------ Data for processing
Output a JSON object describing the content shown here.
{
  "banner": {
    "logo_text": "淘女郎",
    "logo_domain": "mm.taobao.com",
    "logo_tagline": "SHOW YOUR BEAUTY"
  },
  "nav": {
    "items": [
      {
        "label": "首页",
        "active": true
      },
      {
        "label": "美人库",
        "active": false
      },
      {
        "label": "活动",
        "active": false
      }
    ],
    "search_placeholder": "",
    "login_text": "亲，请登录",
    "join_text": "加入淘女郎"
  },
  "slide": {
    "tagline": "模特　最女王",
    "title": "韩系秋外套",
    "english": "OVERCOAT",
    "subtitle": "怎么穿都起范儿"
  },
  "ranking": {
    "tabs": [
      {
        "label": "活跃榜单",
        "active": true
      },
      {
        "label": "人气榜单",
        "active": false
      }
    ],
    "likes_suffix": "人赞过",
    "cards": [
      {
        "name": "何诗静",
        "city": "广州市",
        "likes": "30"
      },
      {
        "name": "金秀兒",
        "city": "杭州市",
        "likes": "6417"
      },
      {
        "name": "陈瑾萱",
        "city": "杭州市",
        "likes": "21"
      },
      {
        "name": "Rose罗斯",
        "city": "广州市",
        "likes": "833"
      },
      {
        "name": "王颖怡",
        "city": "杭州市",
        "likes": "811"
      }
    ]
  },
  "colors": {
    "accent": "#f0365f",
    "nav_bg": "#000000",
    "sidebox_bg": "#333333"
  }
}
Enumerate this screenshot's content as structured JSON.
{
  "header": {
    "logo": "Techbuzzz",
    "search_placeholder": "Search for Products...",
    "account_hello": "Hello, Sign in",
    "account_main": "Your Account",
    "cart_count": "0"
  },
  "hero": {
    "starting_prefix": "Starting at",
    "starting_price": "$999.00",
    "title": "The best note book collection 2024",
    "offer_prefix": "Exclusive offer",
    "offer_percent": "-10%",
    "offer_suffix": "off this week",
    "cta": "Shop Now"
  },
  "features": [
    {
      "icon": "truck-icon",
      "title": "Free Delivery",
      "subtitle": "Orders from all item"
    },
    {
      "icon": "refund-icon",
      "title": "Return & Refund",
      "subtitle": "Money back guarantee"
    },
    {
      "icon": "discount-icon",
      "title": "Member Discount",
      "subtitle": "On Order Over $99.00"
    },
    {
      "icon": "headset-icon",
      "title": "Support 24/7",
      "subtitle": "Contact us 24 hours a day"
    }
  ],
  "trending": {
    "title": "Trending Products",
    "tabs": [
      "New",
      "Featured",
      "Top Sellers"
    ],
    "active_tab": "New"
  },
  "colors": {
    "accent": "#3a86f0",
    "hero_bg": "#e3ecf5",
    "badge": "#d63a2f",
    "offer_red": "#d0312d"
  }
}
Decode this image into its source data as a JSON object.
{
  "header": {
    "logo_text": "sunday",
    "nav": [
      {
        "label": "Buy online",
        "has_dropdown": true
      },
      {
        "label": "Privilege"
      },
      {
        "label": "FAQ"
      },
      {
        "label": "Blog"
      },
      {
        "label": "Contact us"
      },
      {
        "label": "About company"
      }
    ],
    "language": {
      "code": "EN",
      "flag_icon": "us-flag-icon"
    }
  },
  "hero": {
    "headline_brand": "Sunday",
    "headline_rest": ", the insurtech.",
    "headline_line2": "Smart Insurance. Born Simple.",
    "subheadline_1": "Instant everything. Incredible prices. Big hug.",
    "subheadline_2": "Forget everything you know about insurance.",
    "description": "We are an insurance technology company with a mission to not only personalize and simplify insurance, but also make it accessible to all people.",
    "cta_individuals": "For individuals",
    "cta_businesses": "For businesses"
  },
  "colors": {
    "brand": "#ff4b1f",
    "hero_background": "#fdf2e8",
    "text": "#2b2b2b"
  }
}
------------
_Exercise_: From the first line to the last, please quote the material above exactly.

_Solution to the exercise_:
Output a JSON object describing the content shown here.
{
  "banner": {
    "logo_text": "淘女郎",
    "logo_domain": "mm.taobao.com",
    "logo_tagline": "SHOW YOUR BEAUTY"
  },
  "nav": {
    "items": [
      {
        "label": "首页",
        "active": true
      },
      {
        "label": "美人库",
        "active": false
      },
      {
        "label": "活动",
        "active": false
      }
    ],
    "search_placeholder": "",
    "login_text": "亲，请登录",
    "join_text": "加入淘女郎"
  },
  "slide": {
    "tagline": "模特　最女王",
    "title": "韩系秋外套",
    "english": "OVERCOAT",
    "subtitle": "怎么穿都起范儿"
  },
  "ranking": {
    "tabs": [
      {
        "label": "活跃榜单",
        "active": true
      },
      {
        "label": "人气榜单",
        "active": false
      }
    ],
    "likes_suffix": "人赞过",
    "cards": [
      {
        "name": "何诗静",
        "city": "广州市",
        "likes": "30"
      },
      {
        "name": "金秀兒",
        "city": "杭州市",
        "likes": "6417"
      },
      {
        "name": "陈瑾萱",
        "city": "杭州市",
        "likes": "21"
      },
      {
        "name": "Rose罗斯",
        "city": "广州市",
        "likes": "833"
      },
      {
        "name": "王颖怡",
        "city": "杭州市",
        "likes": "811"
      }
    ]
  },
  "colors": {
    "accent": "#f0365f",
    "nav_bg": "#000000",
    "sidebox_bg": "#333333"
  }
}
Enumerate this screenshot's content as structured JSON.
{
  "header": {
    "logo": "Techbuzzz",
    "search_placeholder": "Search for Products...",
    "account_hello": "Hello, Sign in",
    "account_main": "Your Account",
    "cart_count": "0"
  },
  "hero": {
    "starting_prefix": "Starting at",
    "starting_price": "$999.00",
    "title": "The best note book collection 2024",
    "offer_prefix": "Exclusive offer",
    "offer_percent": "-10%",
    "offer_suffix": "off this week",
    "cta": "Shop Now"
  },
  "features": [
    {
      "icon": "truck-icon",
      "title": "Free Delivery",
      "subtitle": "Orders from all item"
    },
    {
      "icon": "refund-icon",
      "title": "Return & Refund",
      "subtitle": "Money back guarantee"
    },
    {
      "icon": "discount-icon",
      "title": "Member Discount",
      "subtitle": "On Order Over $99.00"
    },
    {
      "icon": "headset-icon",
      "title": "Support 24/7",
      "subtitle": "Contact us 24 hours a day"
    }
  ],
  "trending": {
    "title": "Trending Products",
    "tabs": [
      "New",
      "Featured",
      "Top Sellers"
    ],
    "active_tab": "New"
  },
  "colors": {
    "accent": "#3a86f0",
    "hero_bg": "#e3ecf5",
    "badge": "#d63a2f",
    "offer_red": "#d0312d"
  }
}
Decode this image into its source data as a JSON object.
{
  "header": {
    "logo_text": "sunday",
    "nav": [
      {
        "label": "Buy online",
        "has_dropdown": true
      },
      {
        "label": "Privilege"
      },
      {
        "label": "FAQ"
      },
      {
        "label": "Blog"
      },
      {
        "label": "Contact us"
      },
      {
        "label": "About company"
      }
    ],
    "language": {
      "code": "EN",
      "flag_icon": "us-flag-icon"
    }
  },
  "hero": {
    "headline_brand": "Sunday",
    "headline_rest": ", the insurtech.",
    "headline_line2": "Smart Insurance. Born Simple.",
    "subheadline_1": "Instant everything. Incredible prices. Big hug.",
    "subheadline_2": "Forget everything you know about insurance.",
    "description": "We are an insurance technology company with a mission to not only personalize and simplify insurance, but also make it accessible to all people.",
    "cta_individuals": "For individuals",
    "cta_businesses": "For businesses"
  },
  "colors": {
    "brand": "#ff4b1f",
    "hero_background": "#fdf2e8",
    "text": "#2b2b2b"
  }
}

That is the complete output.